Information shown:
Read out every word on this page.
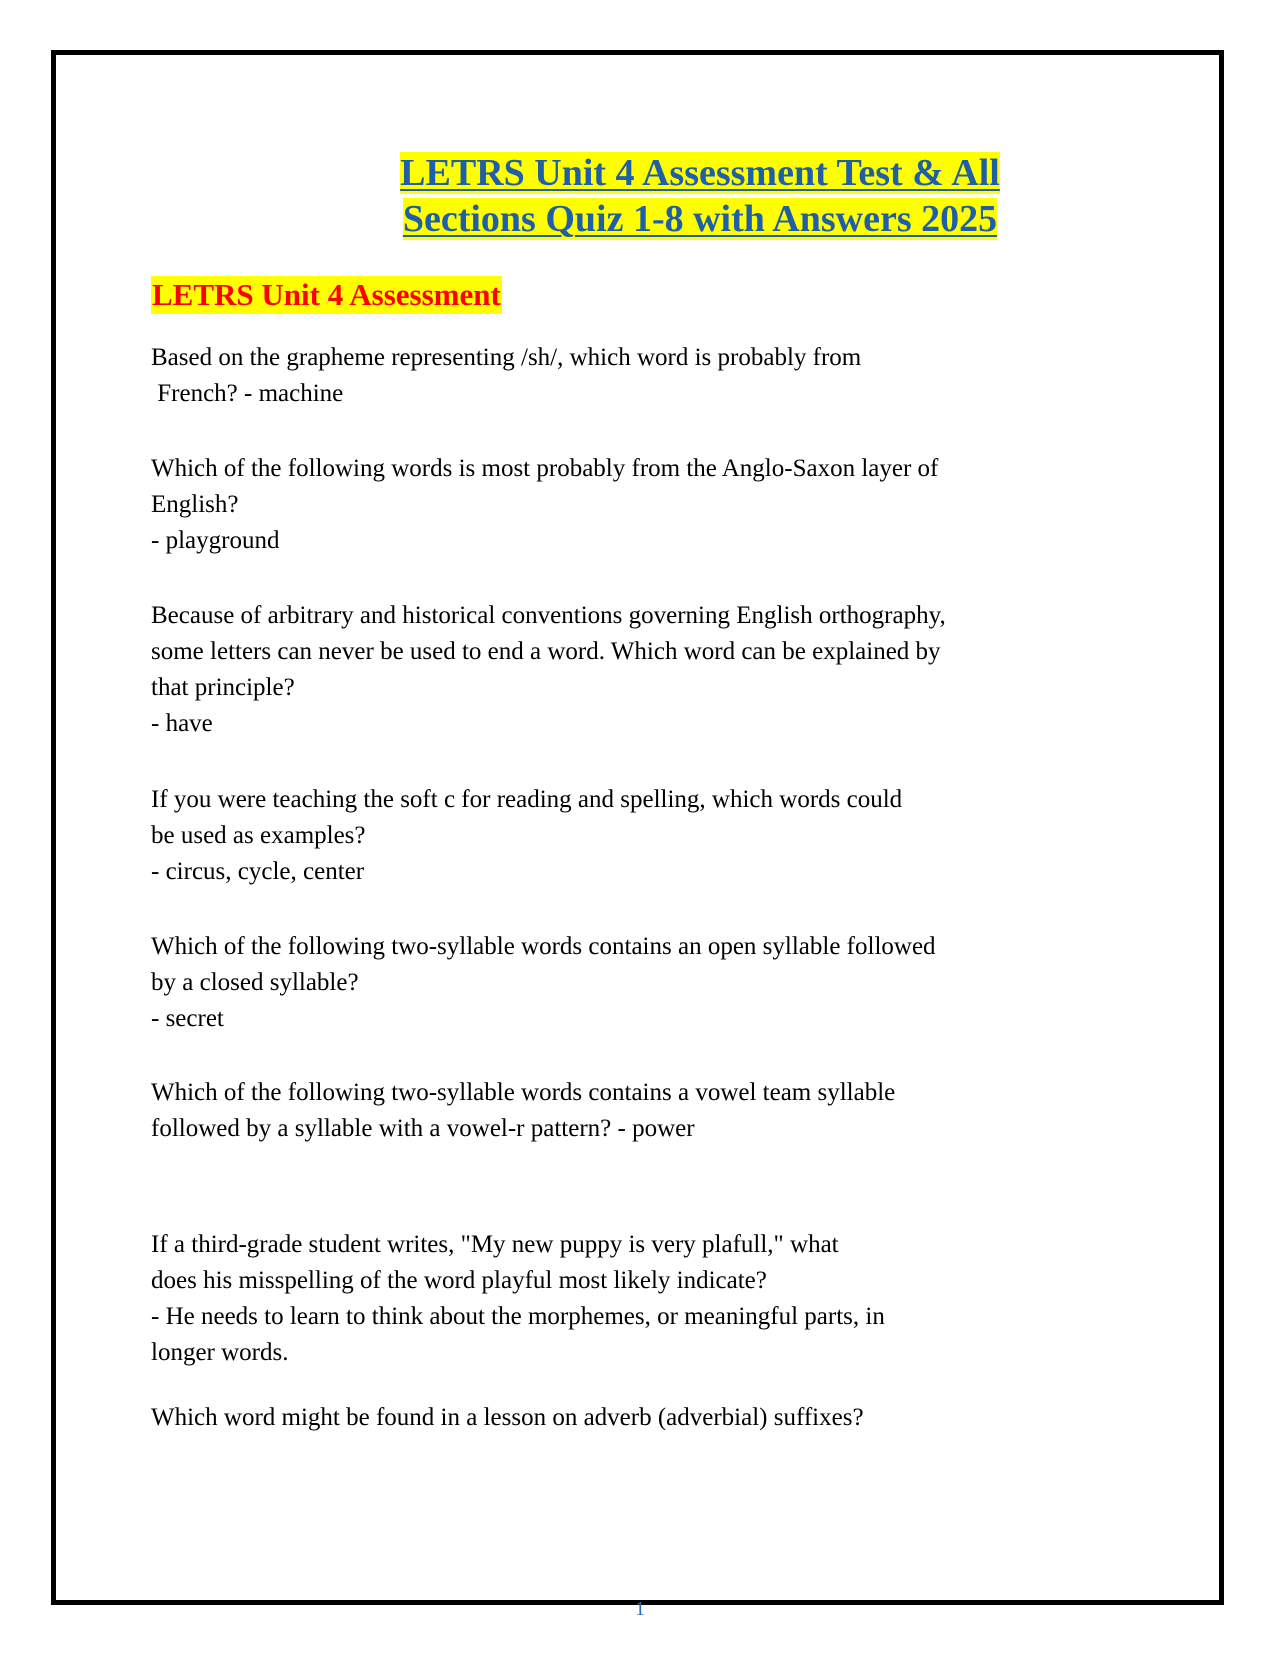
LETRS Unit 4 Assessment Test & All
Sections Quiz 1-8 with Answers 2025
LETRS Unit 4 Assessment
Based on the grapheme representing /sh/, which word is probably from
French? - machine
Which of the following words is most probably from the Anglo-Saxon layer of
English?
- playground
Because of arbitrary and historical conventions governing English orthography,
some letters can never be used to end a word. Which word can be explained by
that principle?
- have
If you were teaching the soft c for reading and spelling, which words could
be used as examples?
- circus, cycle, center
Which of the following two-syllable words contains an open syllable followed
by a closed syllable?
- secret
Which of the following two-syllable words contains a vowel team syllable
followed by a syllable with a vowel-r pattern? - power
If a third-grade student writes, "My new puppy is very plafull," what
does his misspelling of the word playful most likely indicate?
- He needs to learn to think about the morphemes, or meaningful parts, in
longer words.
Which word might be found in a lesson on adverb (adverbial) suffixes?
1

Problem statement: All of the records above must be copied exactly, except for the pictures.

Problem solution:
Read out every word on this page.
LETRS Unit 4 Assessment Test & All
Sections Quiz 1-8 with Answers 2025
LETRS Unit 4 Assessment
Based on the grapheme representing /sh/, which word is probably from
French? - machine
Which of the following words is most probably from the Anglo-Saxon layer of
English?
- playground
Because of arbitrary and historical conventions governing English orthography,
some letters can never be used to end a word. Which word can be explained by
that principle?
- have
If you were teaching the soft c for reading and spelling, which words could
be used as examples?
- circus, cycle, center
Which of the following two-syllable words contains an open syllable followed
by a closed syllable?
- secret
Which of the following two-syllable words contains a vowel team syllable
followed by a syllable with a vowel-r pattern? - power
If a third-grade student writes, "My new puppy is very plafull," what
does his misspelling of the word playful most likely indicate?
- He needs to learn to think about the morphemes, or meaningful parts, in
longer words.
Which word might be found in a lesson on adverb (adverbial) suffixes?
1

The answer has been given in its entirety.